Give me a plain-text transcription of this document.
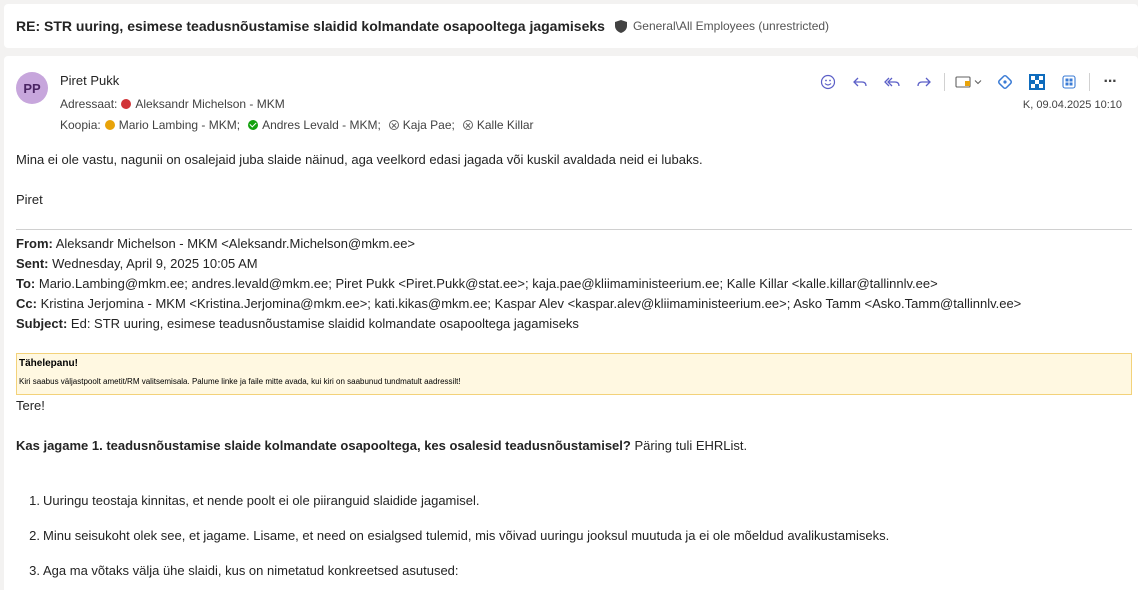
RE: STR uuring, esimese teadusnõustamise slaidid kolmandate osapooltega jagamiseks General\All Employees (unrestricted)
PP	Piret Pukk
Adressaat: Aleksandr Michelson - MKM
Koopia: Mario Lambing - MKM; Andres Levald - MKM; Kaja Pae; Kalle Killar
···
K, 09.04.2025 10:10
Mina ei ole vastu, nagunii on osalejaid juba slaide näinud, aga veelkord edasi jagada või kuskil avaldada neid ei lubaks.
Piret
From: Aleksandr Michelson - MKM <Aleksandr.Michelson@mkm.ee>
Sent: Wednesday, April 9, 2025 10:05 AM
To: Mario.Lambing@mkm.ee; andres.levald@mkm.ee; Piret Pukk <Piret.Pukk@stat.ee>; kaja.pae@kliimaministeerium.ee; Kalle Killar <kalle.killar@tallinnlv.ee>
Cc: Kristina Jerjomina - MKM <Kristina.Jerjomina@mkm.ee>; kati.kikas@mkm.ee; Kaspar Alev <kaspar.alev@kliimaministeerium.ee>; Asko Tamm <Asko.Tamm@tallinnlv.ee>
Subject: Ed: STR uuring, esimese teadusnõustamise slaidid kolmandate osapooltega jagamiseks
Tähelepanu!
Kiri saabus väljastpoolt ametit/RM valitsemisala. Palume linke ja faile mitte avada, kui kiri on saabunud tundmatult aadressilt!
Tere!
Kas jagame 1. teadusnõustamise slaide kolmandate osapooltega, kes osalesid teadusnõustamisel? Päring tuli EHRList.
1. Uuringu teostaja kinnitas, et nende poolt ei ole piiranguid slaidide jagamisel.
2. Minu seisukoht olek see, et jagame. Lisame, et need on esialgsed tulemid, mis võivad uuringu jooksul muutuda ja ei ole mõeldud avalikustamiseks.
3. Aga ma võtaks välja ühe slaidi, kus on nimetatud konkreetsed asutused:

• **Instructions for the task**
Collect each line above holding the string "Piret".

• **Final answer**
PP	Piret Pukk
Piret
To: Mario.Lambing@mkm.ee; andres.levald@mkm.ee; Piret Pukk <Piret.Pukk@stat.ee>; kaja.pae@kliimaministeerium.ee; Kalle Killar <kalle.killar@tallinnlv.ee>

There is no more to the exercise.